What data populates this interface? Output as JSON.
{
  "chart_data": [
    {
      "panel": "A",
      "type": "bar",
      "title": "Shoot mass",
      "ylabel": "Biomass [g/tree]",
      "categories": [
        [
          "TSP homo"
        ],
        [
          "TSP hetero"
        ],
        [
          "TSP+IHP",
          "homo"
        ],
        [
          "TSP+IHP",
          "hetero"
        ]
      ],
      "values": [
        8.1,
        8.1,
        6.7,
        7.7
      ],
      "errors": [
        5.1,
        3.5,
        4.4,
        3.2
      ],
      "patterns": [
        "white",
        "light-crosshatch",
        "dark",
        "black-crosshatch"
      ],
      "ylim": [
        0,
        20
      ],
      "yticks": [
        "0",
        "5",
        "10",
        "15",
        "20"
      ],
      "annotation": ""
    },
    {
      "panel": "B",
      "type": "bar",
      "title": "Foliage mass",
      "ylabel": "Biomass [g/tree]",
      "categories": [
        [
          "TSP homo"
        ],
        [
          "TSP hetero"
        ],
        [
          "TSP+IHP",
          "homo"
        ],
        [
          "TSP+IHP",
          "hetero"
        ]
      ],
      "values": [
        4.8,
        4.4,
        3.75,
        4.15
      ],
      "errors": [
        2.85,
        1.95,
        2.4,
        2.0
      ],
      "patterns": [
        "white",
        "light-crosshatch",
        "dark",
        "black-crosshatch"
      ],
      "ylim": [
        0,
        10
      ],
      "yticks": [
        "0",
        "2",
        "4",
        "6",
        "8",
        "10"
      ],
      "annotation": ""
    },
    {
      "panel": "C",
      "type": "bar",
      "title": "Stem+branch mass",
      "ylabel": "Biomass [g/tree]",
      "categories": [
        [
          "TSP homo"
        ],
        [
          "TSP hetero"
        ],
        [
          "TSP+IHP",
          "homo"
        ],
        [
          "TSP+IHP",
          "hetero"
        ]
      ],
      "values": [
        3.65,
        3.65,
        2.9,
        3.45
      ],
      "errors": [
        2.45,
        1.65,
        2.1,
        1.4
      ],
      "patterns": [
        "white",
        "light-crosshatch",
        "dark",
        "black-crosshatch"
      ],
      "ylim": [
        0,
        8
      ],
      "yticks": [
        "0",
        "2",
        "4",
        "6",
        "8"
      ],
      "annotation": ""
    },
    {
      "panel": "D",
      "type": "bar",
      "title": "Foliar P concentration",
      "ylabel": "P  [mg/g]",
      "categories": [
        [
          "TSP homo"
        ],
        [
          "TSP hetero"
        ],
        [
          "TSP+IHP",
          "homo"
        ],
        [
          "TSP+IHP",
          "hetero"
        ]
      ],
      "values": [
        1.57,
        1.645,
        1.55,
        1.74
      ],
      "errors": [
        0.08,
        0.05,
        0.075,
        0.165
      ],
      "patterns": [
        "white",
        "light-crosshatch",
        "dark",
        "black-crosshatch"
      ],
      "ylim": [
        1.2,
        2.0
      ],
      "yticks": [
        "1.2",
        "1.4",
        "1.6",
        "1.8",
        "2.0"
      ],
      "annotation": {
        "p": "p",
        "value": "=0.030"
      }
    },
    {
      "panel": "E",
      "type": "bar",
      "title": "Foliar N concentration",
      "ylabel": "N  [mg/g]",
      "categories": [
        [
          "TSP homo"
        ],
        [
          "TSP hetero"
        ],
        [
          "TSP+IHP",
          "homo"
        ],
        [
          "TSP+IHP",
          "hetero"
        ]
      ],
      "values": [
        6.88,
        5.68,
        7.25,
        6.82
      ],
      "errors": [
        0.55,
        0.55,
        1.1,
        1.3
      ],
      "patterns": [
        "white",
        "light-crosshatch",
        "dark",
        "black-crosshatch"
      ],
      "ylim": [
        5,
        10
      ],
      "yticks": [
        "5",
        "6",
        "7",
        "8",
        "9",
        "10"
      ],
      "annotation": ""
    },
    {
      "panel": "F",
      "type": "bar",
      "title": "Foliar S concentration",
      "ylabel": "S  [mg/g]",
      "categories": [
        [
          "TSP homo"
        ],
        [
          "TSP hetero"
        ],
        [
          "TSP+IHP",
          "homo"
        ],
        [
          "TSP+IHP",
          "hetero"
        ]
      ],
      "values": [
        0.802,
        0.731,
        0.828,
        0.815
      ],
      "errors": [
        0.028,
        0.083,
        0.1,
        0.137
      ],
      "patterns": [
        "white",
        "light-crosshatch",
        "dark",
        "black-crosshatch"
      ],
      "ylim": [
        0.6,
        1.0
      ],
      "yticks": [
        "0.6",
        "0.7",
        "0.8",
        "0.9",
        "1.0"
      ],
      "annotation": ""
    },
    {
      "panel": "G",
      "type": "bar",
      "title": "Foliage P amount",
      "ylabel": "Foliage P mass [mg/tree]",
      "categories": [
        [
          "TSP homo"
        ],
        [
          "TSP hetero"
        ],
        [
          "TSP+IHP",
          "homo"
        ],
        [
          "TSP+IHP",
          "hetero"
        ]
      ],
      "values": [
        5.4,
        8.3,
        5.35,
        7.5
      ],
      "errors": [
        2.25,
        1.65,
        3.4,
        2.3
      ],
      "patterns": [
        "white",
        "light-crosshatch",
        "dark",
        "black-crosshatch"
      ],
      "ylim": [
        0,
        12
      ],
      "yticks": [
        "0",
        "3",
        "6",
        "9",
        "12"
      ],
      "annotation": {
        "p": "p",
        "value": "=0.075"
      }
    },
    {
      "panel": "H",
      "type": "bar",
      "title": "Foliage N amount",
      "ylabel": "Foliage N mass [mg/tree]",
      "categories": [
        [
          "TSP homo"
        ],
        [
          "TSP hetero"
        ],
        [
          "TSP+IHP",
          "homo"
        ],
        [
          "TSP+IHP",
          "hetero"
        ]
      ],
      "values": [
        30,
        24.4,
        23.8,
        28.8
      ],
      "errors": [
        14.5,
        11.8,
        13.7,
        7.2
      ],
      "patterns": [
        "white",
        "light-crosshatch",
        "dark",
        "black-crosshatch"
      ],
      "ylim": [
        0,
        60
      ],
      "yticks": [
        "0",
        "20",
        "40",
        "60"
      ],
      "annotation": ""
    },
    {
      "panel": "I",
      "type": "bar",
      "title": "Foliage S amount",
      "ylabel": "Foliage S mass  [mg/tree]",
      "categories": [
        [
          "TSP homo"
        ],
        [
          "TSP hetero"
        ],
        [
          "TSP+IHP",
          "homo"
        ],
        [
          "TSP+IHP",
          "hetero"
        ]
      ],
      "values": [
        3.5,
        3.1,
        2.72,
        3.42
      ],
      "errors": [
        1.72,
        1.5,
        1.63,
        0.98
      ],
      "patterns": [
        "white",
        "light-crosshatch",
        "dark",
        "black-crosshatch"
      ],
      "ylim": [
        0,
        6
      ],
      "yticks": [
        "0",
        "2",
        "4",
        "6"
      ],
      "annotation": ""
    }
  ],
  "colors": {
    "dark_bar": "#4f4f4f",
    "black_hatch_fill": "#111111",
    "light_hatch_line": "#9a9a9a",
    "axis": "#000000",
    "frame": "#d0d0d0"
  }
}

================

**THE TASK:** Reproduce the records word for word.

**EXERCISE OUTPUT:**
What data populates this interface? Output as JSON.
{
  "chart_data": [
    {
      "panel": "A",
      "type": "bar",
      "title": "Shoot mass",
      "ylabel": "Biomass [g/tree]",
      "categories": [
        [
          "TSP homo"
        ],
        [
          "TSP hetero"
        ],
        [
          "TSP+IHP",
          "homo"
        ],
        [
          "TSP+IHP",
          "hetero"
        ]
      ],
      "values": [
        8.1,
        8.1,
        6.7,
        7.7
      ],
      "errors": [
        5.1,
        3.5,
        4.4,
        3.2
      ],
      "patterns": [
        "white",
        "light-crosshatch",
        "dark",
        "black-crosshatch"
      ],
      "ylim": [
        0,
        20
      ],
      "yticks": [
        "0",
        "5",
        "10",
        "15",
        "20"
      ],
      "annotation": ""
    },
    {
      "panel": "B",
      "type": "bar",
      "title": "Foliage mass",
      "ylabel": "Biomass [g/tree]",
      "categories": [
        [
          "TSP homo"
        ],
        [
          "TSP hetero"
        ],
        [
          "TSP+IHP",
          "homo"
        ],
        [
          "TSP+IHP",
          "hetero"
        ]
      ],
      "values": [
        4.8,
        4.4,
        3.75,
        4.15
      ],
      "errors": [
        2.85,
        1.95,
        2.4,
        2.0
      ],
      "patterns": [
        "white",
        "light-crosshatch",
        "dark",
        "black-crosshatch"
      ],
      "ylim": [
        0,
        10
      ],
      "yticks": [
        "0",
        "2",
        "4",
        "6",
        "8",
        "10"
      ],
      "annotation": ""
    },
    {
      "panel": "C",
      "type": "bar",
      "title": "Stem+branch mass",
      "ylabel": "Biomass [g/tree]",
      "categories": [
        [
          "TSP homo"
        ],
        [
          "TSP hetero"
        ],
        [
          "TSP+IHP",
          "homo"
        ],
        [
          "TSP+IHP",
          "hetero"
        ]
      ],
      "values": [
        3.65,
        3.65,
        2.9,
        3.45
      ],
      "errors": [
        2.45,
        1.65,
        2.1,
        1.4
      ],
      "patterns": [
        "white",
        "light-crosshatch",
        "dark",
        "black-crosshatch"
      ],
      "ylim": [
        0,
        8
      ],
      "yticks": [
        "0",
        "2",
        "4",
        "6",
        "8"
      ],
      "annotation": ""
    },
    {
      "panel": "D",
      "type": "bar",
      "title": "Foliar P concentration",
      "ylabel": "P  [mg/g]",
      "categories": [
        [
          "TSP homo"
        ],
        [
          "TSP hetero"
        ],
        [
          "TSP+IHP",
          "homo"
        ],
        [
          "TSP+IHP",
          "hetero"
        ]
      ],
      "values": [
        1.57,
        1.645,
        1.55,
        1.74
      ],
      "errors": [
        0.08,
        0.05,
        0.075,
        0.165
      ],
      "patterns": [
        "white",
        "light-crosshatch",
        "dark",
        "black-crosshatch"
      ],
      "ylim": [
        1.2,
        2.0
      ],
      "yticks": [
        "1.2",
        "1.4",
        "1.6",
        "1.8",
        "2.0"
      ],
      "annotation": {
        "p": "p",
        "value": "=0.030"
      }
    },
    {
      "panel": "E",
      "type": "bar",
      "title": "Foliar N concentration",
      "ylabel": "N  [mg/g]",
      "categories": [
        [
          "TSP homo"
        ],
        [
          "TSP hetero"
        ],
        [
          "TSP+IHP",
          "homo"
        ],
        [
          "TSP+IHP",
          "hetero"
        ]
      ],
      "values": [
        6.88,
        5.68,
        7.25,
        6.82
      ],
      "errors": [
        0.55,
        0.55,
        1.1,
        1.3
      ],
      "patterns": [
        "white",
        "light-crosshatch",
        "dark",
        "black-crosshatch"
      ],
      "ylim": [
        5,
        10
      ],
      "yticks": [
        "5",
        "6",
        "7",
        "8",
        "9",
        "10"
      ],
      "annotation": ""
    },
    {
      "panel": "F",
      "type": "bar",
      "title": "Foliar S concentration",
      "ylabel": "S  [mg/g]",
      "categories": [
        [
          "TSP homo"
        ],
        [
          "TSP hetero"
        ],
        [
          "TSP+IHP",
          "homo"
        ],
        [
          "TSP+IHP",
          "hetero"
        ]
      ],
      "values": [
        0.802,
        0.731,
        0.828,
        0.815
      ],
      "errors": [
        0.028,
        0.083,
        0.1,
        0.137
      ],
      "patterns": [
        "white",
        "light-crosshatch",
        "dark",
        "black-crosshatch"
      ],
      "ylim": [
        0.6,
        1.0
      ],
      "yticks": [
        "0.6",
        "0.7",
        "0.8",
        "0.9",
        "1.0"
      ],
      "annotation": ""
    },
    {
      "panel": "G",
      "type": "bar",
      "title": "Foliage P amount",
      "ylabel": "Foliage P mass [mg/tree]",
      "categories": [
        [
          "TSP homo"
        ],
        [
          "TSP hetero"
        ],
        [
          "TSP+IHP",
          "homo"
        ],
        [
          "TSP+IHP",
          "hetero"
        ]
      ],
      "values": [
        5.4,
        8.3,
        5.35,
        7.5
      ],
      "errors": [
        2.25,
        1.65,
        3.4,
        2.3
      ],
      "patterns": [
        "white",
        "light-crosshatch",
        "dark",
        "black-crosshatch"
      ],
      "ylim": [
        0,
        12
      ],
      "yticks": [
        "0",
        "3",
        "6",
        "9",
        "12"
      ],
      "annotation": {
        "p": "p",
        "value": "=0.075"
      }
    },
    {
      "panel": "H",
      "type": "bar",
      "title": "Foliage N amount",
      "ylabel": "Foliage N mass [mg/tree]",
      "categories": [
        [
          "TSP homo"
        ],
        [
          "TSP hetero"
        ],
        [
          "TSP+IHP",
          "homo"
        ],
        [
          "TSP+IHP",
          "hetero"
        ]
      ],
      "values": [
        30,
        24.4,
        23.8,
        28.8
      ],
      "errors": [
        14.5,
        11.8,
        13.7,
        7.2
      ],
      "patterns": [
        "white",
        "light-crosshatch",
        "dark",
        "black-crosshatch"
      ],
      "ylim": [
        0,
        60
      ],
      "yticks": [
        "0",
        "20",
        "40",
        "60"
      ],
      "annotation": ""
    },
    {
      "panel": "I",
      "type": "bar",
      "title": "Foliage S amount",
      "ylabel": "Foliage S mass  [mg/tree]",
      "categories": [
        [
          "TSP homo"
        ],
        [
          "TSP hetero"
        ],
        [
          "TSP+IHP",
          "homo"
        ],
        [
          "TSP+IHP",
          "hetero"
        ]
      ],
      "values": [
        3.5,
        3.1,
        2.72,
        3.42
      ],
      "errors": [
        1.72,
        1.5,
        1.63,
        0.98
      ],
      "patterns": [
        "white",
        "light-crosshatch",
        "dark",
        "black-crosshatch"
      ],
      "ylim": [
        0,
        6
      ],
      "yticks": [
        "0",
        "2",
        "4",
        "6"
      ],
      "annotation": ""
    }
  ],
  "colors": {
    "dark_bar": "#4f4f4f",
    "black_hatch_fill": "#111111",
    "light_hatch_line": "#9a9a9a",
    "axis": "#000000",
    "frame": "#d0d0d0"
  }
}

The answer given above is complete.